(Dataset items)
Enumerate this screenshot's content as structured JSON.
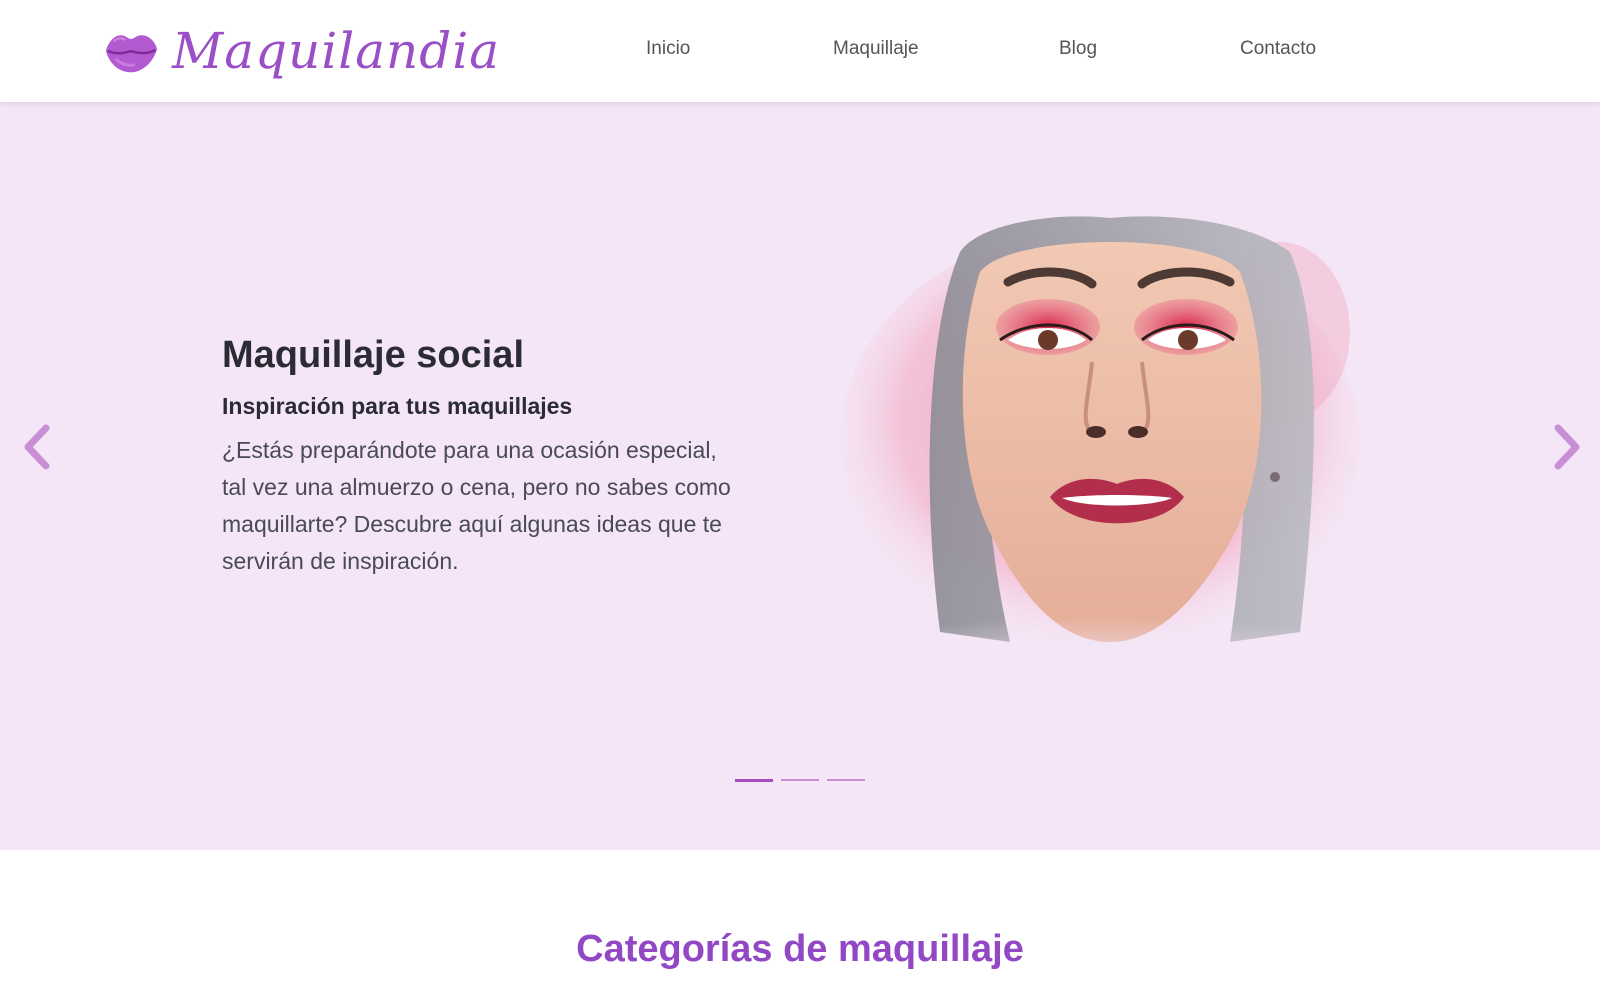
{
  "brand": {
    "name": "Maquilandia",
    "logo_icon": "lips-icon",
    "color": "#9b4fc7"
  },
  "nav": {
    "items": [
      {
        "label": "Inicio"
      },
      {
        "label": "Maquillaje"
      },
      {
        "label": "Blog"
      },
      {
        "label": "Contacto"
      }
    ]
  },
  "hero": {
    "title": "Maquillaje social",
    "subtitle": "Inspiración para tus maquillajes",
    "body": "¿Estás preparándote para una ocasión especial, tal vez una almuerzo o cena, pero no sabes como maquillarte? Descubre aquí algunas ideas que te servirán de inspiración.",
    "background": "#f4e6f6",
    "prev_icon": "chevron-left-icon",
    "next_icon": "chevron-right-icon",
    "slides_total": 3,
    "active_slide": 1
  },
  "categories": {
    "title": "Categorías de maquillaje",
    "color": "#9248c4"
  }
}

» REQUIREMENTS
From the records above, pull out every line containing the word "para".

» RESPONSE TO THIS EXERCISE
    "subtitle": "Inspiración para tus maquillajes",
    "body": "¿Estás preparándote para una ocasión especial, tal vez una almuerzo o cena, pero no sabes como maquillarte? Descubre aquí algunas ideas que te servirán de inspiración.",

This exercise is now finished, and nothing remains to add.